Records from a data collection
____________
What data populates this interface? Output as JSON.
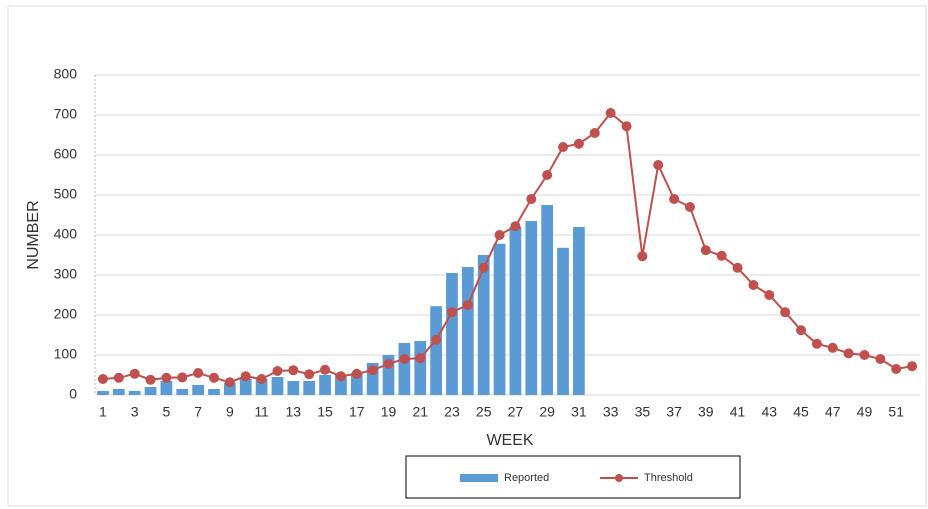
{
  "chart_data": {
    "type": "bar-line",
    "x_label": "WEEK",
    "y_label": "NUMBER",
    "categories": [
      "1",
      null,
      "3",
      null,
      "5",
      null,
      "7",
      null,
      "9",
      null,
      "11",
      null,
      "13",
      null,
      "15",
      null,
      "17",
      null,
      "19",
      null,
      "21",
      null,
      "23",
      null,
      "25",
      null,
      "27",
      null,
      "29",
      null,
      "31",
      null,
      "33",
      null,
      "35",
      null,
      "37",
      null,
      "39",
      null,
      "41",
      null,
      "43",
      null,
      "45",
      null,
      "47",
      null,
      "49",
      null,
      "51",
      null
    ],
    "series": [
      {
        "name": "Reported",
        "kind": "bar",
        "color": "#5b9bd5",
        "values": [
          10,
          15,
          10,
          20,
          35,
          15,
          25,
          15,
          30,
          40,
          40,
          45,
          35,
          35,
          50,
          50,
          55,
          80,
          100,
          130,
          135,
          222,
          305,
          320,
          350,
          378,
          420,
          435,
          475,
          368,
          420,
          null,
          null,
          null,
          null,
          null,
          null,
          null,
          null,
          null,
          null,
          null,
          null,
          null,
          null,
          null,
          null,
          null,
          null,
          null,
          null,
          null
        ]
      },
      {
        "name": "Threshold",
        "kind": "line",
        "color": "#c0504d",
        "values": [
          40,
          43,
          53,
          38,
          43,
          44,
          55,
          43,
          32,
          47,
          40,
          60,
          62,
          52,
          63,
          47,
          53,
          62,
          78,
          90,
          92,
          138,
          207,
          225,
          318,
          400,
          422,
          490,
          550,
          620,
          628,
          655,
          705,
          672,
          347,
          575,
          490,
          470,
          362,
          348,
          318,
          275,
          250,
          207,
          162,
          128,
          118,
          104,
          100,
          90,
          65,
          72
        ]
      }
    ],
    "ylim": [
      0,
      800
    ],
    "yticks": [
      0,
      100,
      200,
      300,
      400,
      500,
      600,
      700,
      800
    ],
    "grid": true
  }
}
____________
(Given problem) Every entry should be returned exactly as written, minus the pictures.

(Output)
What data populates this interface? Output as JSON.
{
  "chart_data": {
    "type": "bar-line",
    "x_label": "WEEK",
    "y_label": "NUMBER",
    "categories": [
      "1",
      null,
      "3",
      null,
      "5",
      null,
      "7",
      null,
      "9",
      null,
      "11",
      null,
      "13",
      null,
      "15",
      null,
      "17",
      null,
      "19",
      null,
      "21",
      null,
      "23",
      null,
      "25",
      null,
      "27",
      null,
      "29",
      null,
      "31",
      null,
      "33",
      null,
      "35",
      null,
      "37",
      null,
      "39",
      null,
      "41",
      null,
      "43",
      null,
      "45",
      null,
      "47",
      null,
      "49",
      null,
      "51",
      null
    ],
    "series": [
      {
        "name": "Reported",
        "kind": "bar",
        "color": "#5b9bd5",
        "values": [
          10,
          15,
          10,
          20,
          35,
          15,
          25,
          15,
          30,
          40,
          40,
          45,
          35,
          35,
          50,
          50,
          55,
          80,
          100,
          130,
          135,
          222,
          305,
          320,
          350,
          378,
          420,
          435,
          475,
          368,
          420,
          null,
          null,
          null,
          null,
          null,
          null,
          null,
          null,
          null,
          null,
          null,
          null,
          null,
          null,
          null,
          null,
          null,
          null,
          null,
          null,
          null
        ]
      },
      {
        "name": "Threshold",
        "kind": "line",
        "color": "#c0504d",
        "values": [
          40,
          43,
          53,
          38,
          43,
          44,
          55,
          43,
          32,
          47,
          40,
          60,
          62,
          52,
          63,
          47,
          53,
          62,
          78,
          90,
          92,
          138,
          207,
          225,
          318,
          400,
          422,
          490,
          550,
          620,
          628,
          655,
          705,
          672,
          347,
          575,
          490,
          470,
          362,
          348,
          318,
          275,
          250,
          207,
          162,
          128,
          118,
          104,
          100,
          90,
          65,
          72
        ]
      }
    ],
    "ylim": [
      0,
      800
    ],
    "yticks": [
      0,
      100,
      200,
      300,
      400,
      500,
      600,
      700,
      800
    ],
    "grid": true
  }
}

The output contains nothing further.